To be honest, the biggest obstacle we faced with mining the Blackboard data was the perception that it would violate our Bb license. I pushed Bb on this and found that it was more that they wouldn't support you--and with good reason. When we first started querying our production db, we crashed it twice. We were able to bring it back up, but I can imagine some other schools (clients), might not and Bb didn't want to support that mess.
That's when we came up with the idea of cloning production and reporting against that. We ran it by Bb and they had no problem with this, and in fact they grew interested because they saw what we were trying to do. We mutually agreed that UMBC would keep doing this on our own, but that we'd keep in touch with each other. Several Bb staff were helpful, particularly George Kroner, Deb Everhart and Volker Kleinschmidt, who had formerly been the Bb sysadmin at Univ. of Illinois at Chicago. This was one of those cases where it worked out well for both of us: we could be more nimble than Bb and do what worked for us, but at key stages they were able to answer questions that helped us move forward. They also connected us with other schools who were interested in this, which was great.
#3 "What is the educational responsibility of knowing?"
Actually, this question was first raised by John Campbell at Purdue and it was "What is an institution's ETHICAL obligation of knowing?" (my emphasis added). This was totally about student privacy and big brother concerns, which John was and is right to wonder about. In his 2007 Educause Quarterly article and in the Chronicle of Higher Ed article the following year, some students have raised questions about being tracked without their knowledge.
This was a key point of departure for me in the intervention we developed in our Check My Activity (CMA) tool: I decided I'd rather run the risk of students under-responding to the data we present to them about their own activity than resent us for making predictions based on data they didn't know we were collecting--even if our data models were right. I later saw theoretical justification for this in the self-efficacy work of Bandura, and Tinto's own comments that students bear some responsibility for their own learning. I don't mean this as a critique of what Purdue has done at all. But in addition to not having the resources they did to design a "brute force" data mining solution that connected student activity data and academics/demographics, I simply benefited from the fact that they were first and could decide to put more onus on students to become engaged.

Layout region records
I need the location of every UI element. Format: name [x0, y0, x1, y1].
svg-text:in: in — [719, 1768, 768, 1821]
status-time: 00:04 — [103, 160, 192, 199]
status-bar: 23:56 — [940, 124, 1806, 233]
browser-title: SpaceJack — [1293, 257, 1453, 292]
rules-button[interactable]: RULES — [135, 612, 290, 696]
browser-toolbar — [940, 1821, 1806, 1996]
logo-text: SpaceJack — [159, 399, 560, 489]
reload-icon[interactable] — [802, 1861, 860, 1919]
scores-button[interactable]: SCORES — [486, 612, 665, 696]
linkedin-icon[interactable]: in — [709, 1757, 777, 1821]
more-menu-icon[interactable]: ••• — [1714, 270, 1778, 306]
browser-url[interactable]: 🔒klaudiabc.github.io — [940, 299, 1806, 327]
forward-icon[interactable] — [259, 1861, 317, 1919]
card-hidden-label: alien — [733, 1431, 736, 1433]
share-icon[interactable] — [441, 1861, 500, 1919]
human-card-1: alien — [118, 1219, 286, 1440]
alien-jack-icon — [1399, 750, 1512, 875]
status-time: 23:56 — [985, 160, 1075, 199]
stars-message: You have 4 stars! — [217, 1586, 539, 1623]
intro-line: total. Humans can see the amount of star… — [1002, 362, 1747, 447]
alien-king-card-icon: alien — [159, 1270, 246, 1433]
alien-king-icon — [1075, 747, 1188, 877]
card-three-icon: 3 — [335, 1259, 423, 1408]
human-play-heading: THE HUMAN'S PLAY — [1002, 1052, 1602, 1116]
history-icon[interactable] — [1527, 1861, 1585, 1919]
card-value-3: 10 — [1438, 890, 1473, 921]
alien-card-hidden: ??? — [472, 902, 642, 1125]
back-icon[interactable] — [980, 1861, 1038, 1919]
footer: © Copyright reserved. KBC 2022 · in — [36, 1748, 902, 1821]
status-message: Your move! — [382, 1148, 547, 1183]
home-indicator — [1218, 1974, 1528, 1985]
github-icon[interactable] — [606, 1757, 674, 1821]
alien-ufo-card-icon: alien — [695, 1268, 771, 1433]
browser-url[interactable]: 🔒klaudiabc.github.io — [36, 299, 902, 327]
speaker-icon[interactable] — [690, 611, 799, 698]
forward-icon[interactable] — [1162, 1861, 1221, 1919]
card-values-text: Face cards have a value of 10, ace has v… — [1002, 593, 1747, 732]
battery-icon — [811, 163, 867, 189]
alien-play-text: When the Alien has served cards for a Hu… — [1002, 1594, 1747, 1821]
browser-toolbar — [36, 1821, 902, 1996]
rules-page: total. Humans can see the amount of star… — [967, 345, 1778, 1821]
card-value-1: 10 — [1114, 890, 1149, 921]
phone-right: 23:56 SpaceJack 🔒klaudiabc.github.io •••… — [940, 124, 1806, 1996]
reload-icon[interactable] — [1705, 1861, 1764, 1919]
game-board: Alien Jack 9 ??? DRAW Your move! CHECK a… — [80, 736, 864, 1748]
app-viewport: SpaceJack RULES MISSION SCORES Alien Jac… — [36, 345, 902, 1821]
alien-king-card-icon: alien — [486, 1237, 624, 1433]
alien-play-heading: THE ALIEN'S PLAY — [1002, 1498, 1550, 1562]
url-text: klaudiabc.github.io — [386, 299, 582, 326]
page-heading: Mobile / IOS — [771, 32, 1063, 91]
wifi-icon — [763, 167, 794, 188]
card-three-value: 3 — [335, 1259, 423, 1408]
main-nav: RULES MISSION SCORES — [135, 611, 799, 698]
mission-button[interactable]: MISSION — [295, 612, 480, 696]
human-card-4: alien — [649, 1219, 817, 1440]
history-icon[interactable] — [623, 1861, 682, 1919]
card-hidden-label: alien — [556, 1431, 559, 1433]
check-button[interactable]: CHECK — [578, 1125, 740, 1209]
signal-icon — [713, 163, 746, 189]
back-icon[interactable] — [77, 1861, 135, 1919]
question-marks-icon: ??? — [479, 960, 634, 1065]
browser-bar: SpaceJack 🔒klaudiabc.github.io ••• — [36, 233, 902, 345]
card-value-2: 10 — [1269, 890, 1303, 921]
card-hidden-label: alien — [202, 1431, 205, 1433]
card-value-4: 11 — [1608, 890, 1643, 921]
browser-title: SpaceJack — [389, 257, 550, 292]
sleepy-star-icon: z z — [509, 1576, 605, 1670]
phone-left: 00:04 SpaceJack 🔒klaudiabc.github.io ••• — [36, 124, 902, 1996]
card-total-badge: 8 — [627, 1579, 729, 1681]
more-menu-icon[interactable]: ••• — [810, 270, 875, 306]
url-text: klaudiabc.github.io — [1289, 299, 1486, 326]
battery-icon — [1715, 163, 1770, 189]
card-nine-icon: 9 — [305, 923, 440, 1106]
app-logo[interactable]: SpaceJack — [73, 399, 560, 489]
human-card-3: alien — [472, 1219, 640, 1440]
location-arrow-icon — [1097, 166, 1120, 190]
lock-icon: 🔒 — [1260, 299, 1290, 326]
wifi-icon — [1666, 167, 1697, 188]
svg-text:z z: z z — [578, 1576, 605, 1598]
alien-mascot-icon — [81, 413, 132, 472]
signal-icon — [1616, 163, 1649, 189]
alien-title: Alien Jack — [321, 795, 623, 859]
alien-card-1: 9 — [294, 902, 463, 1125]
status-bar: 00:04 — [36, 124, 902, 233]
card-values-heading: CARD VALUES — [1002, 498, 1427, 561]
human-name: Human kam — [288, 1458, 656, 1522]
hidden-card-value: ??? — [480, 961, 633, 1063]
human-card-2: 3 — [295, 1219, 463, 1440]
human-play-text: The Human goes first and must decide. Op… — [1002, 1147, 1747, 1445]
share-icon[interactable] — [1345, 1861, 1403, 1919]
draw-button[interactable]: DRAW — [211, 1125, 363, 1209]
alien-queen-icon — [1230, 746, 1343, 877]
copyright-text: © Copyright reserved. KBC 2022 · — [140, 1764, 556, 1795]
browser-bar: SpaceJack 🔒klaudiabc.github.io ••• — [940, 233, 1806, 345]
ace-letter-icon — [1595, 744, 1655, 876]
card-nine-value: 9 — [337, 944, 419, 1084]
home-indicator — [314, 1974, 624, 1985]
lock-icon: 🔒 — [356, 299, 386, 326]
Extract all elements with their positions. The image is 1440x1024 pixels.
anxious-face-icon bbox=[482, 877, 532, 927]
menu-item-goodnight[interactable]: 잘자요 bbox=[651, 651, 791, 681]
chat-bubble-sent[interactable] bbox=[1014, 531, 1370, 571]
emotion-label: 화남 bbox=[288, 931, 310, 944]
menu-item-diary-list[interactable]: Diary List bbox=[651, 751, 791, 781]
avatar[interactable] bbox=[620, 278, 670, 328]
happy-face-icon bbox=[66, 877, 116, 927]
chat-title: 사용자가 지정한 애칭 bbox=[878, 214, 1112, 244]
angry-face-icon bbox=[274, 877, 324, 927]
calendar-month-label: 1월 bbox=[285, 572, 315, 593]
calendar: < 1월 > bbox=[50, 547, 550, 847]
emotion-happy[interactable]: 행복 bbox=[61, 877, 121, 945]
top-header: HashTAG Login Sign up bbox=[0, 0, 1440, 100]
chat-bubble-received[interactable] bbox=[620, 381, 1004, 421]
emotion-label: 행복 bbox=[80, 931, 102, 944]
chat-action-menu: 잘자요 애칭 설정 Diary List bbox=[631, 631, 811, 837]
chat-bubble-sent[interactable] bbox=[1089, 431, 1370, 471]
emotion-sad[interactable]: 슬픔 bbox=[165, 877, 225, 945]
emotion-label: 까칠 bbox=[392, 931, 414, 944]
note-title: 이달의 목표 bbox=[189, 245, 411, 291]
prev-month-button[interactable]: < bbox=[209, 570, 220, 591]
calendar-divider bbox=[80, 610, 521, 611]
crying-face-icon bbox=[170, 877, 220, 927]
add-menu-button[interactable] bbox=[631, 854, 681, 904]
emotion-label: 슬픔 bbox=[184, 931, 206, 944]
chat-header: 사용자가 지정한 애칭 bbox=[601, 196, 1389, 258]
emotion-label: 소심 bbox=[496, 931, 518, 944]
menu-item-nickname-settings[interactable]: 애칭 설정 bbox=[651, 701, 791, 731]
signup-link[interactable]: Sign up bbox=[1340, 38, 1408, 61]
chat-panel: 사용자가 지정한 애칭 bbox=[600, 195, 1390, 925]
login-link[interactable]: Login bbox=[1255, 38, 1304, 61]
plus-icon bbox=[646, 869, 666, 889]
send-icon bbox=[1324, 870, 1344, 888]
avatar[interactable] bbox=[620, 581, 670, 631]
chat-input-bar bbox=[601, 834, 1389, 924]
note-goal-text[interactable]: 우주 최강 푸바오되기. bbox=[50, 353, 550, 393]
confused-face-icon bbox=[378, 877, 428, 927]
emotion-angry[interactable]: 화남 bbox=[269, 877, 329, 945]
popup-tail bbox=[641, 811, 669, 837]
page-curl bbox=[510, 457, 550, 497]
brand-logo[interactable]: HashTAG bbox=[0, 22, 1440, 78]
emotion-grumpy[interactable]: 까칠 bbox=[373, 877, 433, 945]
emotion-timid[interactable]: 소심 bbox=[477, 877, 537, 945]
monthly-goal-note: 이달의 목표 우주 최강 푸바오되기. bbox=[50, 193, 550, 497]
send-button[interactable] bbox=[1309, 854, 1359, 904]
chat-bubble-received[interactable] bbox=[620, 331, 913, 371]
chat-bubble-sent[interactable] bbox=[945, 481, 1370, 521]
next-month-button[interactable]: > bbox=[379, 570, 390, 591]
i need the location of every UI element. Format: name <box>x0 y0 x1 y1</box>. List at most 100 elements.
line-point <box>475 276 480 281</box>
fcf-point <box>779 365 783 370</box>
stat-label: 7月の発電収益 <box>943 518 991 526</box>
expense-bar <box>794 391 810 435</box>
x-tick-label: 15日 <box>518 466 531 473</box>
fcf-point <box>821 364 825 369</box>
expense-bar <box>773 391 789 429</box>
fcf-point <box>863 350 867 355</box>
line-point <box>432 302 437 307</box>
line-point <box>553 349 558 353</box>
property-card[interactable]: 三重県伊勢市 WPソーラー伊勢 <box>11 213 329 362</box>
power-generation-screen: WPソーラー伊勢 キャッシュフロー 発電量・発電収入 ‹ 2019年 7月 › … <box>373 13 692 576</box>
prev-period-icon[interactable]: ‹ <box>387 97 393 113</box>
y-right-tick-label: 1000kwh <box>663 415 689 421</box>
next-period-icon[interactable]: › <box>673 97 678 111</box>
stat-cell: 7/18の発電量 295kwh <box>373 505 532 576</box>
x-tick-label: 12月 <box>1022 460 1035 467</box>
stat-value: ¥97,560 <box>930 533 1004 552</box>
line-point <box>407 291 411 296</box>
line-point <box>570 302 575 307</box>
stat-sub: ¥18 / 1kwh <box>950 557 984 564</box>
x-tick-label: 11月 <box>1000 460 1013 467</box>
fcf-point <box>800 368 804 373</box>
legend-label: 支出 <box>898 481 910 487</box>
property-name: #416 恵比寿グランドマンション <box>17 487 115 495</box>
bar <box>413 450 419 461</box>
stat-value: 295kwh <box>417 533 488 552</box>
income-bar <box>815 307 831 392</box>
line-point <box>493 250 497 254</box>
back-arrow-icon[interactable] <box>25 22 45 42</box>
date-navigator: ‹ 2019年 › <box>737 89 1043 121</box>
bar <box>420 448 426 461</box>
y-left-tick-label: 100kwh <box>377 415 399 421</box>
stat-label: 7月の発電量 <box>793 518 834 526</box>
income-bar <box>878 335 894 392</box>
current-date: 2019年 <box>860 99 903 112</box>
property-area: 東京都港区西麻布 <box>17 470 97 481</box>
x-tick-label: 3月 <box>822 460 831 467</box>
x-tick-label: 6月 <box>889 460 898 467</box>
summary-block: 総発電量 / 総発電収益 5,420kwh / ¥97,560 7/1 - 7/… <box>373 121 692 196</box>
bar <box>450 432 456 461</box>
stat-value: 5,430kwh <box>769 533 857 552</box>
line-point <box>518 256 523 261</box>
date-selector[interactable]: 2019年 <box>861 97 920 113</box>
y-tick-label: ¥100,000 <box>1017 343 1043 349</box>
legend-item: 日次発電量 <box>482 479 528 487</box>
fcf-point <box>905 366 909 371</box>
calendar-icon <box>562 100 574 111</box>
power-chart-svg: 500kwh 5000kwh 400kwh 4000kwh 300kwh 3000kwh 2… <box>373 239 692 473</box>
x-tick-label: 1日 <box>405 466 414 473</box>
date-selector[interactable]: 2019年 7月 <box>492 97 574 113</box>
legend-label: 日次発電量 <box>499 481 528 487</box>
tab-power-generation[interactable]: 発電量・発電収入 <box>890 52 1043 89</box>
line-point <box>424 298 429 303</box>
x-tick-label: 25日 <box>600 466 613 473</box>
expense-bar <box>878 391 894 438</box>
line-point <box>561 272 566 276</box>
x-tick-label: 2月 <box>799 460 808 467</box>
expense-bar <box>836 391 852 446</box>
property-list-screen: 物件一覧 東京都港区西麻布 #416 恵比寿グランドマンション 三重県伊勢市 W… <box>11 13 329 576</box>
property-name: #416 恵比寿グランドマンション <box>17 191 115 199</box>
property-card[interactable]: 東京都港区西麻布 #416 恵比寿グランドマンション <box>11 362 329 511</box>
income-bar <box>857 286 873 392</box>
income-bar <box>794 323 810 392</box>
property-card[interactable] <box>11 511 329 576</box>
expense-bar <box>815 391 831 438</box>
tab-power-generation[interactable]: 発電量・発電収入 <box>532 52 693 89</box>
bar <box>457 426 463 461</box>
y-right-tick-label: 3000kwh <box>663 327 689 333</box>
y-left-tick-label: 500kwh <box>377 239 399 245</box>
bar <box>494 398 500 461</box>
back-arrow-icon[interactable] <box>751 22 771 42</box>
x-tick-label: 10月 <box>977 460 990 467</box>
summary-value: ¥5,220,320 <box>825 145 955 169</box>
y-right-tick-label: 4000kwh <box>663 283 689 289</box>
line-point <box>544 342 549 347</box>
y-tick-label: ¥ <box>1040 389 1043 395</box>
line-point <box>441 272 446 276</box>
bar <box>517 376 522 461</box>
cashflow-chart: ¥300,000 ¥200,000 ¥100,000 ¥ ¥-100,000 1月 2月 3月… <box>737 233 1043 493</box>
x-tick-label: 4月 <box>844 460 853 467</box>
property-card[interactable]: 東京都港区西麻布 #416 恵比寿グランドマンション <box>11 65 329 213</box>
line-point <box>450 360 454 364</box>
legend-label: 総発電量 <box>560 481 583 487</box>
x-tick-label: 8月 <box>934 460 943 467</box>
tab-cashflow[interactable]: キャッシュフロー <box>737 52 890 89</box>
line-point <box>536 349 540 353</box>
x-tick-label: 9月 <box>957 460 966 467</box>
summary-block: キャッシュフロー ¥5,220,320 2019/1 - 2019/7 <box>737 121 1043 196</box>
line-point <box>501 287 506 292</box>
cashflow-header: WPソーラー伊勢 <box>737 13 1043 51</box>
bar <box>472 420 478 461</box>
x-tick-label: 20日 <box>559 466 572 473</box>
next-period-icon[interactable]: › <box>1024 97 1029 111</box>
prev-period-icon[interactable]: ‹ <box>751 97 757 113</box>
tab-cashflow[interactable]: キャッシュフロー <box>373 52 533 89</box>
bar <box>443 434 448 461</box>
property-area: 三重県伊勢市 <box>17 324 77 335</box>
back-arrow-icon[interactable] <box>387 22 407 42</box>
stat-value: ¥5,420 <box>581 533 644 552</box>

*Set exercise A:*
In the Blackboard data mining text, repeat word for word the passage from "That's when we" up to and including "which was great.".
*Set exercise B:*
Turn the paragraph of the Blackboard data mining text beginning "That's when we came up with the idea" into a short bulleted list of its main facts.

*Expected output A:*
That's when we came up with the idea of cloning production and reporting against that. We ran it by Bb and they had no problem with this, and in fact they grew interested because they saw what we were trying to do. We mutually agreed that UMBC would keep doing this on our own, but that we'd keep in touch with each other. Several Bb staff were helpful, particularly George Kroner, Deb Everhart and Volker Kleinschmidt, who had formerly been the Bb sysadmin at Univ. of Illinois at Chicago. This was one of those cases where it worked out well for both of us: we could be more nimble than Bb and do what worked for us, but at key stages they were able to answer questions that helped us move forward. They also connected us with other schools who were interested in this, which was great.

*Expected output B:*
- The team decided to clone the production database and run reports against the clone.
- Bb had no problem with this and became interested in what the team was trying to do.
- Both sides agreed that UMBC would keep doing this on its own and that they would stay in touch.
- Several Bb staff were helpful, particularly George Kroner, Deb Everhart and Volker Kleinschmidt, who had formerly been the Bb sysadmin at Univ. of Illinois at Chicago.
- It worked out well for both: UMBC could be more nimble than Bb, and at key stages Bb answered questions that helped it move forward.
- Bb also connected UMBC with other interested schools.